--- Directions ---
Reproduce the data below in full and exclude every picture.

--- Recorded information ---

——

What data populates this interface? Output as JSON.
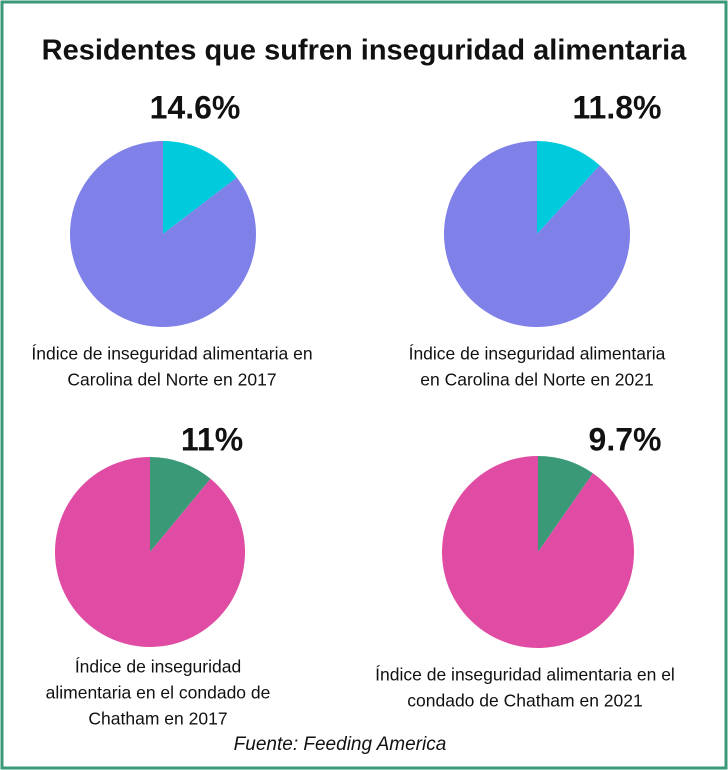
{
  "title": "Residentes que sufren inseguridad alimentaria",
  "source": "Fuente: Feeding America",
  "chart_data": [
    {
      "type": "pie",
      "values": [
        14.6,
        85.4
      ],
      "value_labels": [
        "14.6%",
        null
      ],
      "colors": [
        "#00cbdc",
        "#7f80e8"
      ],
      "caption": [
        "Índice de inseguridad alimentaria en",
        "Carolina del Norte en 2017"
      ]
    },
    {
      "type": "pie",
      "values": [
        11.8,
        88.2
      ],
      "value_labels": [
        "11.8%",
        null
      ],
      "colors": [
        "#00cbdc",
        "#7f80e8"
      ],
      "caption": [
        "Índice de inseguridad alimentaria",
        "en Carolina del Norte en 2021"
      ]
    },
    {
      "type": "pie",
      "values": [
        11,
        89
      ],
      "value_labels": [
        "11%",
        null
      ],
      "colors": [
        "#3a9a78",
        "#e04ca3"
      ],
      "caption": [
        "Índice de inseguridad",
        "alimentaria en el condado de",
        "Chatham en 2017"
      ]
    },
    {
      "type": "pie",
      "values": [
        9.7,
        90.3
      ],
      "value_labels": [
        "9.7%",
        null
      ],
      "colors": [
        "#3a9a78",
        "#e04ca3"
      ],
      "caption": [
        "Índice de inseguridad alimentaria en el",
        "condado de Chatham en 2021"
      ]
    }
  ]
}
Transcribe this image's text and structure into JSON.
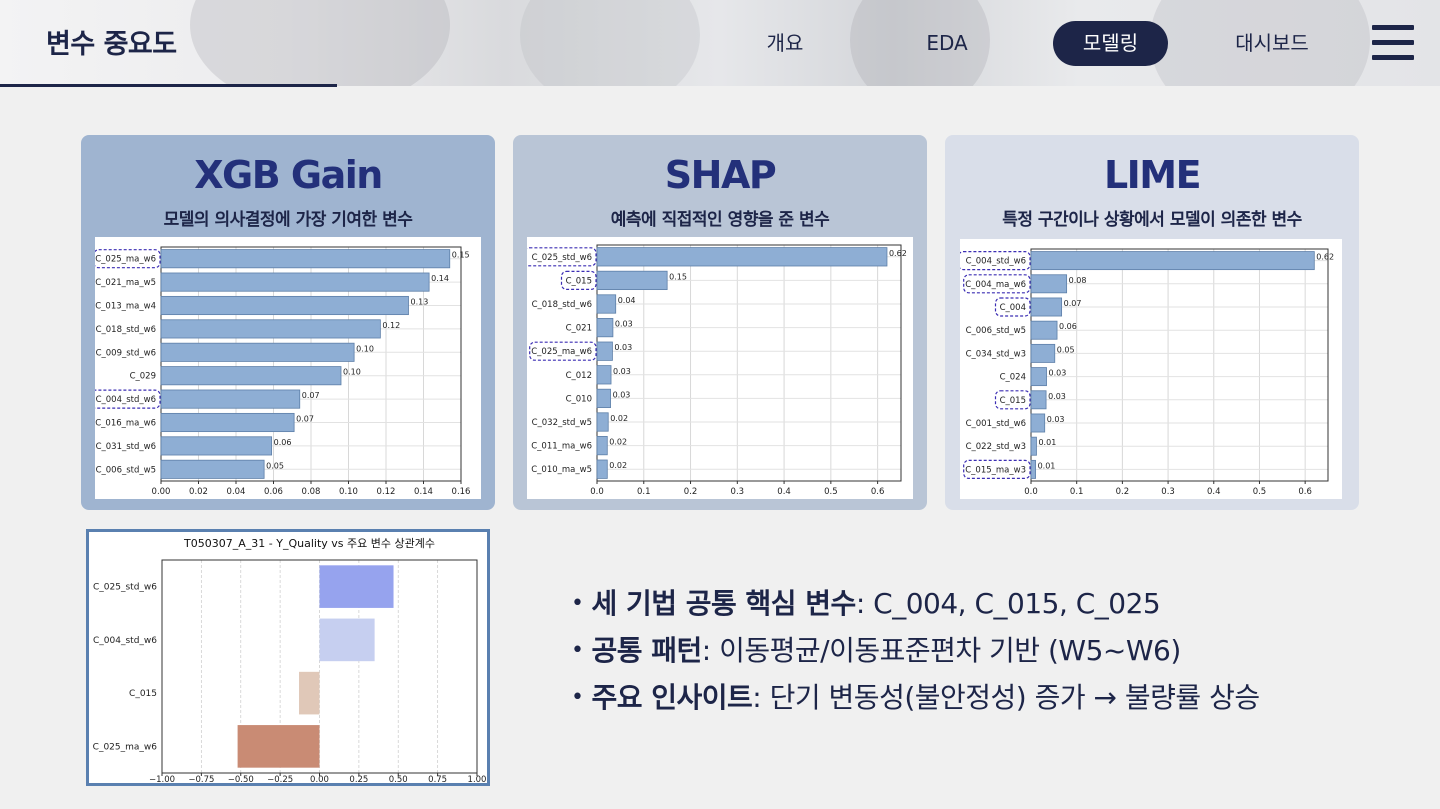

——

--- Response to this exercise ---
What data populates this interface? Output as JSON.
{
  "title": "Residentes que sufren inseguridad alimentaria",
  "source": "Fuente: Feeding America",
  "chart_data": [
    {
      "type": "pie",
      "values": [
        14.6,
        85.4
      ],
      "value_labels": [
        "14.6%",
        null
      ],
      "colors": [
        "#00cbdc",
        "#7f80e8"
      ],
      "caption": [
        "Índice de inseguridad alimentaria en",
        "Carolina del Norte en 2017"
      ]
    },
    {
      "type": "pie",
      "values": [
        11.8,
        88.2
      ],
      "value_labels": [
        "11.8%",
        null
      ],
      "colors": [
        "#00cbdc",
        "#7f80e8"
      ],
      "caption": [
        "Índice de inseguridad alimentaria",
        "en Carolina del Norte en 2021"
      ]
    },
    {
      "type": "pie",
      "values": [
        11,
        89
      ],
      "value_labels": [
        "11%",
        null
      ],
      "colors": [
        "#3a9a78",
        "#e04ca3"
      ],
      "caption": [
        "Índice de inseguridad",
        "alimentaria en el condado de",
        "Chatham en 2017"
      ]
    },
    {
      "type": "pie",
      "values": [
        9.7,
        90.3
      ],
      "value_labels": [
        "9.7%",
        null
      ],
      "colors": [
        "#3a9a78",
        "#e04ca3"
      ],
      "caption": [
        "Índice de inseguridad alimentaria en el",
        "condado de Chatham en 2021"
      ]
    }
  ]
}
Transcribe this image's text and structure into JSON.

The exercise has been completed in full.